- Exercise aim -
Quote the listing below in full and exactly as written, but omit every picture.

[begin The input]

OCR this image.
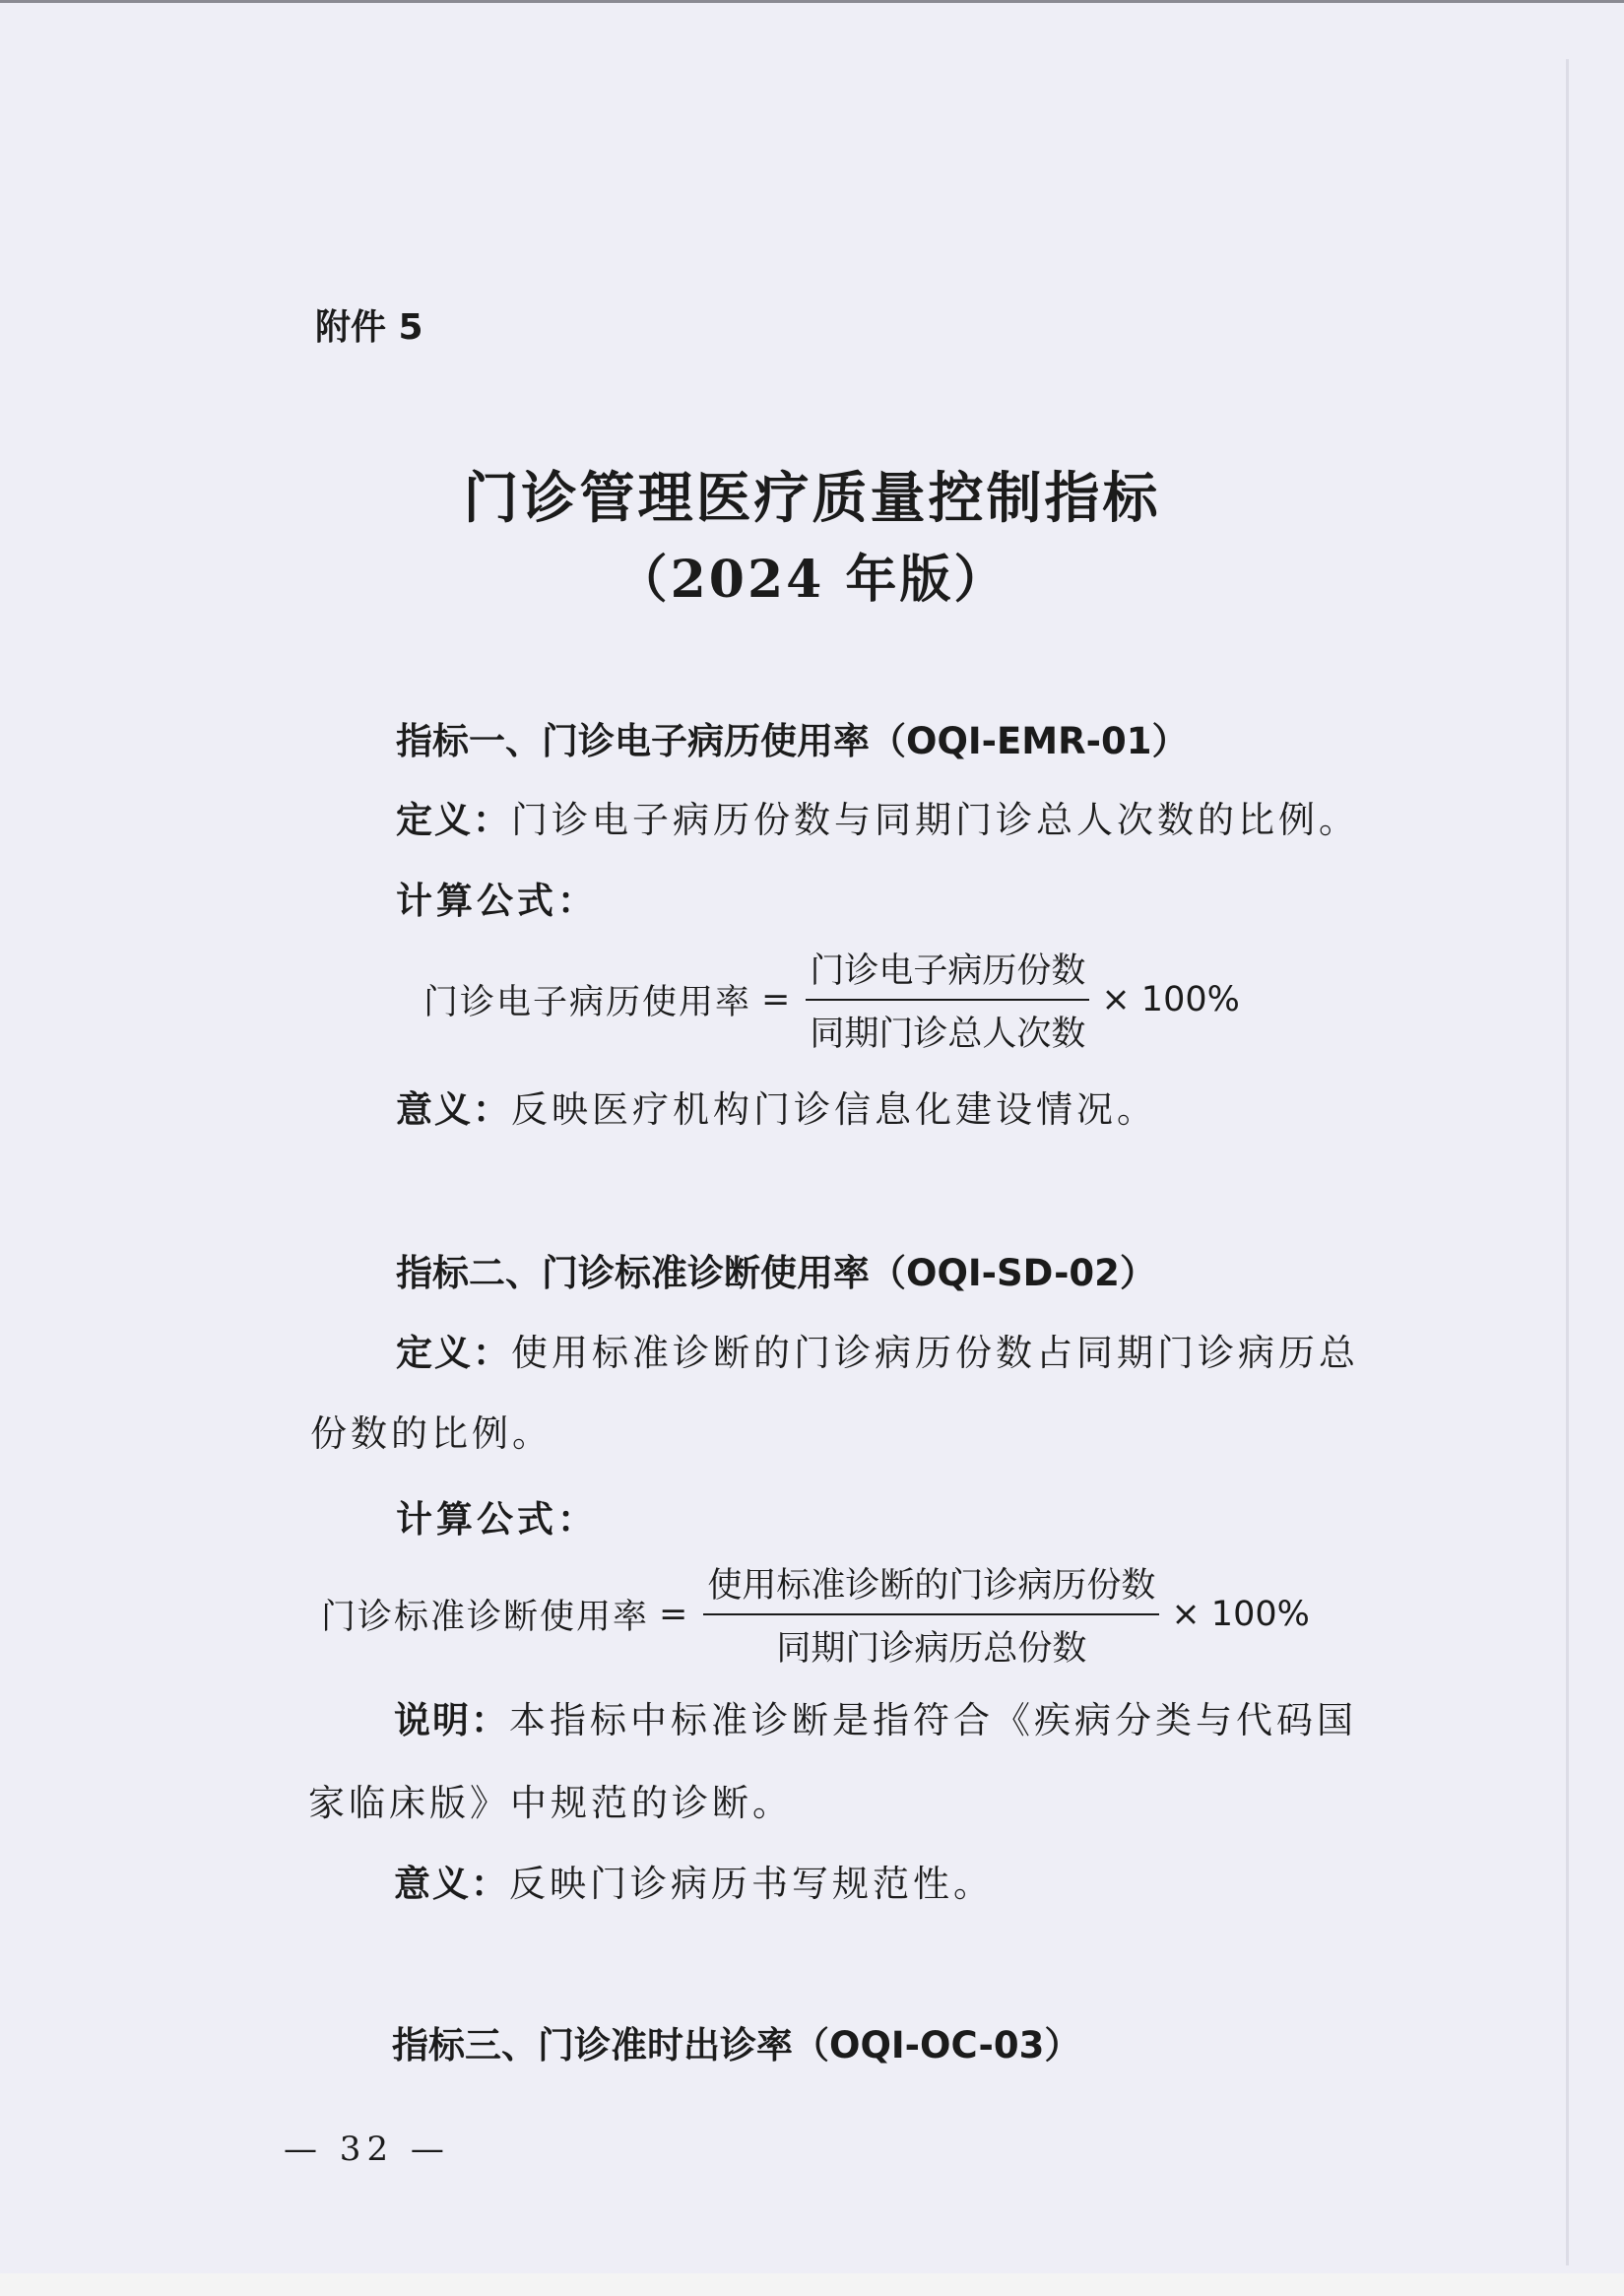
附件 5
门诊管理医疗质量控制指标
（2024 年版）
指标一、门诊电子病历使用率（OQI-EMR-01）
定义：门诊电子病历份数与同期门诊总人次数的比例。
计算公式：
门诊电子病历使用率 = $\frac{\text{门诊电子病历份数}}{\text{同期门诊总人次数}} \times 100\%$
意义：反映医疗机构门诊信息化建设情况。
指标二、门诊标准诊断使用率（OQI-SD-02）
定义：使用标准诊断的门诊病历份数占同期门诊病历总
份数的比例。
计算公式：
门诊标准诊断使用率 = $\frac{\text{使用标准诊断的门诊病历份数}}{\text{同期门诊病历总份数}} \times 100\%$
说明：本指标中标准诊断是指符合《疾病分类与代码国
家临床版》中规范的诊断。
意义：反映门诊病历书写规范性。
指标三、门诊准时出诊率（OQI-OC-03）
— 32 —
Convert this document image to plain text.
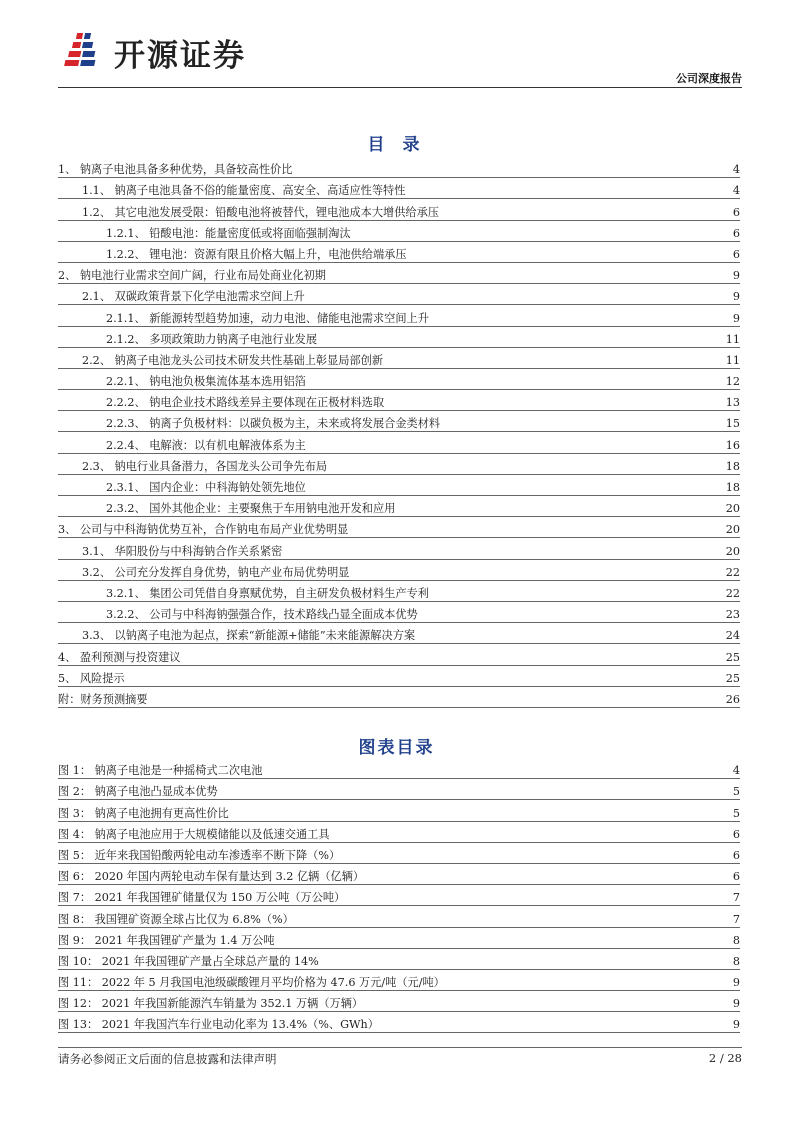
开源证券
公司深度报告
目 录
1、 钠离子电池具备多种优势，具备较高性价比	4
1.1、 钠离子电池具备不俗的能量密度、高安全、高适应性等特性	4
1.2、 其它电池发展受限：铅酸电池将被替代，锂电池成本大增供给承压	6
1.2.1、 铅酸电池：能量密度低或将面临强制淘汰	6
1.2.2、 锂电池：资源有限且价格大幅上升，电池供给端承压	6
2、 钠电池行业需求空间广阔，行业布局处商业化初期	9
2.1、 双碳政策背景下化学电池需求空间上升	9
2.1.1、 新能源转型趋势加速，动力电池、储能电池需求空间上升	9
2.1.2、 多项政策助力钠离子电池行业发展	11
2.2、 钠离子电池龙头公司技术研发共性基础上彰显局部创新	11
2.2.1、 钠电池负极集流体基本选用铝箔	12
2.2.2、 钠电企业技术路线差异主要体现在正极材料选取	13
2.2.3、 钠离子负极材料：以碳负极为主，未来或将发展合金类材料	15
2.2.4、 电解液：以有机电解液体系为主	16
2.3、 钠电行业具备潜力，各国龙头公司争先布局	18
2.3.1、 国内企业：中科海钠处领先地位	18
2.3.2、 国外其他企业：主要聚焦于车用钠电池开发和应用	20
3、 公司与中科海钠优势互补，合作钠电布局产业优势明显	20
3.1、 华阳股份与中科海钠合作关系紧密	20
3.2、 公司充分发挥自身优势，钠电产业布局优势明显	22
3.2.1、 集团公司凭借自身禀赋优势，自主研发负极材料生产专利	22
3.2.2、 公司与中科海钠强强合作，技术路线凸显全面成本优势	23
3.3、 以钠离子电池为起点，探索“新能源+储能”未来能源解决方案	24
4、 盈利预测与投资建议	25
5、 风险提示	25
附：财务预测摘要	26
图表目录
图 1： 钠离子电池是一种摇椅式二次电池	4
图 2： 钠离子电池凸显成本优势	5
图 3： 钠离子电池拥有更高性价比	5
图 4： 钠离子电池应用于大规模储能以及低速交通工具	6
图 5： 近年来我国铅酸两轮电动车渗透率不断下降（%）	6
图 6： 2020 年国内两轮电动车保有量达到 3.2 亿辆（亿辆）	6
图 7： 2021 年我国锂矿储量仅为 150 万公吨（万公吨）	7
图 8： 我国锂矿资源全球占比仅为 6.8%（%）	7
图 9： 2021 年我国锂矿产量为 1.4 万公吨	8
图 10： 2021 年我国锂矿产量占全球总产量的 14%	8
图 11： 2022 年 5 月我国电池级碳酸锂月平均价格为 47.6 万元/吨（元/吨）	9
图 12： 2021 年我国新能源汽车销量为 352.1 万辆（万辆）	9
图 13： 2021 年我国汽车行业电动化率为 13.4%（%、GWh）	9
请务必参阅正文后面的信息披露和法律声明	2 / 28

[end The input]

- Final result -
OCR this image.
附件 5
门诊管理医疗质量控制指标
（2024 年版）
指标一、门诊电子病历使用率（OQI-EMR-01）
定义：门诊电子病历份数与同期门诊总人次数的比例。
计算公式：
门诊电子病历使用率 = $\frac{\text{门诊电子病历份数}}{\text{同期门诊总人次数}} \times 100\%$
意义：反映医疗机构门诊信息化建设情况。
指标二、门诊标准诊断使用率（OQI-SD-02）
定义：使用标准诊断的门诊病历份数占同期门诊病历总
份数的比例。
计算公式：
门诊标准诊断使用率 = $\frac{\text{使用标准诊断的门诊病历份数}}{\text{同期门诊病历总份数}} \times 100\%$
说明：本指标中标准诊断是指符合《疾病分类与代码国
家临床版》中规范的诊断。
意义：反映门诊病历书写规范性。
指标三、门诊准时出诊率（OQI-OC-03）
— 32 —
Convert this document image to plain text.
开源证券
公司深度报告
目 录
1、 钠离子电池具备多种优势，具备较高性价比	4
1.1、 钠离子电池具备不俗的能量密度、高安全、高适应性等特性	4
1.2、 其它电池发展受限：铅酸电池将被替代，锂电池成本大增供给承压	6
1.2.1、 铅酸电池：能量密度低或将面临强制淘汰	6
1.2.2、 锂电池：资源有限且价格大幅上升，电池供给端承压	6
2、 钠电池行业需求空间广阔，行业布局处商业化初期	9
2.1、 双碳政策背景下化学电池需求空间上升	9
2.1.1、 新能源转型趋势加速，动力电池、储能电池需求空间上升	9
2.1.2、 多项政策助力钠离子电池行业发展	11
2.2、 钠离子电池龙头公司技术研发共性基础上彰显局部创新	11
2.2.1、 钠电池负极集流体基本选用铝箔	12
2.2.2、 钠电企业技术路线差异主要体现在正极材料选取	13
2.2.3、 钠离子负极材料：以碳负极为主，未来或将发展合金类材料	15
2.2.4、 电解液：以有机电解液体系为主	16
2.3、 钠电行业具备潜力，各国龙头公司争先布局	18
2.3.1、 国内企业：中科海钠处领先地位	18
2.3.2、 国外其他企业：主要聚焦于车用钠电池开发和应用	20
3、 公司与中科海钠优势互补，合作钠电布局产业优势明显	20
3.1、 华阳股份与中科海钠合作关系紧密	20
3.2、 公司充分发挥自身优势，钠电产业布局优势明显	22
3.2.1、 集团公司凭借自身禀赋优势，自主研发负极材料生产专利	22
3.2.2、 公司与中科海钠强强合作，技术路线凸显全面成本优势	23
3.3、 以钠离子电池为起点，探索“新能源+储能”未来能源解决方案	24
4、 盈利预测与投资建议	25
5、 风险提示	25
附：财务预测摘要	26
图表目录
图 1： 钠离子电池是一种摇椅式二次电池	4
图 2： 钠离子电池凸显成本优势	5
图 3： 钠离子电池拥有更高性价比	5
图 4： 钠离子电池应用于大规模储能以及低速交通工具	6
图 5： 近年来我国铅酸两轮电动车渗透率不断下降（%）	6
图 6： 2020 年国内两轮电动车保有量达到 3.2 亿辆（亿辆）	6
图 7： 2021 年我国锂矿储量仅为 150 万公吨（万公吨）	7
图 8： 我国锂矿资源全球占比仅为 6.8%（%）	7
图 9： 2021 年我国锂矿产量为 1.4 万公吨	8
图 10： 2021 年我国锂矿产量占全球总产量的 14%	8
图 11： 2022 年 5 月我国电池级碳酸锂月平均价格为 47.6 万元/吨（元/吨）	9
图 12： 2021 年我国新能源汽车销量为 352.1 万辆（万辆）	9
图 13： 2021 年我国汽车行业电动化率为 13.4%（%、GWh）	9
请务必参阅正文后面的信息披露和法律声明	2 / 28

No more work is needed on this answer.